> _Source passage_:
###

In this case, the base model and the retrained model is pretty much 
the same. 
To ensure the stability of the overclocking experiment, we also 
keep measuring the accuracy of the accelerators with extreme 
overclocking. With repeatedly running the test for up to 40 hours, the 
measured accuracy varies slightly as present in Figure 7. Despite the 
fact that the errors caused by the overclocking can be hardly modeled 
precisely at runtime, the inherent error patterns may still partly be 
captured by the CNN model with the proposed training. This 
explains the higher prediction accuracy with the retrained model. 
According to the above experiments, we can conclude that the 
proposed accelerator aware training can produce more resilient CNN 
model tolerating errors caused by intensive overclocking.  
 
Figure 7: The Stability of Retrained Model  
Finally, we also present the training time on the hybrid CPU-
FPGA architecture. It can be seen that the training is much slower 
than the fixed-point training on CPU. This is mainly caused by the 
frequently data transferring between device memory and host 
memory in the proposed training, while this will not affect the 
inference time. In addition, we can also find that the training on 
larger network takes longer time and higher clock frequency is also 
beneficial to the training time as expected.

###

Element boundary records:
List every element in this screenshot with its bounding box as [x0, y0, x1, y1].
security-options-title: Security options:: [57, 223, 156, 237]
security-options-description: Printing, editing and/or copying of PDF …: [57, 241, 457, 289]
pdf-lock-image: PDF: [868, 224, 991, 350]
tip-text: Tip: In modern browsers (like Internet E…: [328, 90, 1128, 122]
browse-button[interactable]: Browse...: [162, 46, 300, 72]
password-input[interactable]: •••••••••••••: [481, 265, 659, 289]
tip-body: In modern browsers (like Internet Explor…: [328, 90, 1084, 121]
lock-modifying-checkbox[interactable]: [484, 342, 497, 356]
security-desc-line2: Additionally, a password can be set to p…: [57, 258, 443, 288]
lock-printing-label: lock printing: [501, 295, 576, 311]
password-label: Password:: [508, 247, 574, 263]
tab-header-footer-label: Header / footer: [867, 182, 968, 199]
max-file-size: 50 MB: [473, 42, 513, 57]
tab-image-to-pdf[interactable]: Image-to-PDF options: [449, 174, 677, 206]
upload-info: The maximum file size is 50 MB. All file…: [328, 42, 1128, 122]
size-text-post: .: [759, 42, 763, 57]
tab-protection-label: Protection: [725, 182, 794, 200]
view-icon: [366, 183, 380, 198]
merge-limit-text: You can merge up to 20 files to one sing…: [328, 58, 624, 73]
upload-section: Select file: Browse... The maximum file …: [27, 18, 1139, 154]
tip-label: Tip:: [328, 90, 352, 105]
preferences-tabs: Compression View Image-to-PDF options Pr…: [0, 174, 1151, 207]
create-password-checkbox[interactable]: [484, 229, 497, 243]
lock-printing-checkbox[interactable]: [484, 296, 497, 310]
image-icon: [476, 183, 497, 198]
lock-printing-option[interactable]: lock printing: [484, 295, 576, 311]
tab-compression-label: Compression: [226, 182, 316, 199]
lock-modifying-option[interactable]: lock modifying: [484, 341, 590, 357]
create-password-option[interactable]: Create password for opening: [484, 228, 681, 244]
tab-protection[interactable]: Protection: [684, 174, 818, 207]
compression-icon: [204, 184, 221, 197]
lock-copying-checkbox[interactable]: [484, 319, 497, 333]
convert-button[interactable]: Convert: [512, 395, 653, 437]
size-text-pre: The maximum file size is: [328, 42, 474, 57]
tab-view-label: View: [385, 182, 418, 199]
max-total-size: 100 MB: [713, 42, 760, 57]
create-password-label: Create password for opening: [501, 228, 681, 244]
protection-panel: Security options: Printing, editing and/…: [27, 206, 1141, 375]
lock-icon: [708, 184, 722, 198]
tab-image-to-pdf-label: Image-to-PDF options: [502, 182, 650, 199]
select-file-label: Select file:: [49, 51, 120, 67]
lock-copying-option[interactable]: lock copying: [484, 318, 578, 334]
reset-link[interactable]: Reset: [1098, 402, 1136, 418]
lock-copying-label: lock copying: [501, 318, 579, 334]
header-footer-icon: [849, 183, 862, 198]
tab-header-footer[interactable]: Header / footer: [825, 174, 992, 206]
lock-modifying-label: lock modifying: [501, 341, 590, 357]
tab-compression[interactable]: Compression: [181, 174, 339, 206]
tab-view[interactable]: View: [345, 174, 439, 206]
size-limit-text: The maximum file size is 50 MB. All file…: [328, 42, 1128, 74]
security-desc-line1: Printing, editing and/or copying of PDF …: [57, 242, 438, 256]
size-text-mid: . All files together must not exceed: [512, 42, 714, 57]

###

> _What you need to do_:
A. Answer these questions about the overclocking passage:
(i) For up to how many hours was the test repeatedly run?
(ii) What is the title of Figure 7?
(iii) What does the passage give as the main cause of the training being much slower than fixed-point training on CPU?
B. Reproduce the stretch of the overclocking passage from "In this case, the" through "the retrained model.", word for word.

> _Outputs in order_:
A.
(i) Up to 40 hours.
(ii) The Stability of Retrained Model.
(iii) Frequent data transfer between device memory and host memory in the proposed training.

B.
In this case, the base model and the retrained model is pretty much 
the same. 
To ensure the stability of the overclocking experiment, we also 
keep measuring the accuracy of the accelerators with extreme 
overclocking. With repeatedly running the test for up to 40 hours, the 
measured accuracy varies slightly as present in Figure 7. Despite the 
fact that the errors caused by the overclocking can be hardly modeled 
precisely at runtime, the inherent error patterns may still partly be 
captured by the CNN model with the proposed training. This 
explains the higher prediction accuracy with the retrained model.